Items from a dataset
•••••

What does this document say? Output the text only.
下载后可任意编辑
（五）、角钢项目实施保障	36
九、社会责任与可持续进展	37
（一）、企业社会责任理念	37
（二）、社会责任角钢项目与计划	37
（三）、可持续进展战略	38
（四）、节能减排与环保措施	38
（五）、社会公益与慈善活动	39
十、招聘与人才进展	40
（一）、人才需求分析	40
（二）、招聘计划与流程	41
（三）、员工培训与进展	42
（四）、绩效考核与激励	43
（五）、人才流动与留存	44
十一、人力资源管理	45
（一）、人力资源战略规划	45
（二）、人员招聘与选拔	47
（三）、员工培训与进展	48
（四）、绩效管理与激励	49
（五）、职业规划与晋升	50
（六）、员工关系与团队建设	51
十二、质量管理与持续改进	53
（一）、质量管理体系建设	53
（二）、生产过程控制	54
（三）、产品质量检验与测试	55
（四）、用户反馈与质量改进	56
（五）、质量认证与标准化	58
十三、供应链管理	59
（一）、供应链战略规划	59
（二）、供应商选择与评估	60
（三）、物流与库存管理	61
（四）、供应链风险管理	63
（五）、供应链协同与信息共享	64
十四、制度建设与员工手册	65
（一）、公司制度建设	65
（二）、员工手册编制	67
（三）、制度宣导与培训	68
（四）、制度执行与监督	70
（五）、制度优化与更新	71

•••••

WRITTEN PROBLEM: Every entry should be printed again exactly as it stands.

RESULT FOR THIS EXERCISE:
What does this document say? Output the text only.
下载后可任意编辑
（五）、角钢项目实施保障	36
九、社会责任与可持续进展	37
（一）、企业社会责任理念	37
（二）、社会责任角钢项目与计划	37
（三）、可持续进展战略	38
（四）、节能减排与环保措施	38
（五）、社会公益与慈善活动	39
十、招聘与人才进展	40
（一）、人才需求分析	40
（二）、招聘计划与流程	41
（三）、员工培训与进展	42
（四）、绩效考核与激励	43
（五）、人才流动与留存	44
十一、人力资源管理	45
（一）、人力资源战略规划	45
（二）、人员招聘与选拔	47
（三）、员工培训与进展	48
（四）、绩效管理与激励	49
（五）、职业规划与晋升	50
（六）、员工关系与团队建设	51
十二、质量管理与持续改进	53
（一）、质量管理体系建设	53
（二）、生产过程控制	54
（三）、产品质量检验与测试	55
（四）、用户反馈与质量改进	56
（五）、质量认证与标准化	58
十三、供应链管理	59
（一）、供应链战略规划	59
（二）、供应商选择与评估	60
（三）、物流与库存管理	61
（四）、供应链风险管理	63
（五）、供应链协同与信息共享	64
十四、制度建设与员工手册	65
（一）、公司制度建设	65
（二）、员工手册编制	67
（三）、制度宣导与培训	68
（四）、制度执行与监督	70
（五）、制度优化与更新	71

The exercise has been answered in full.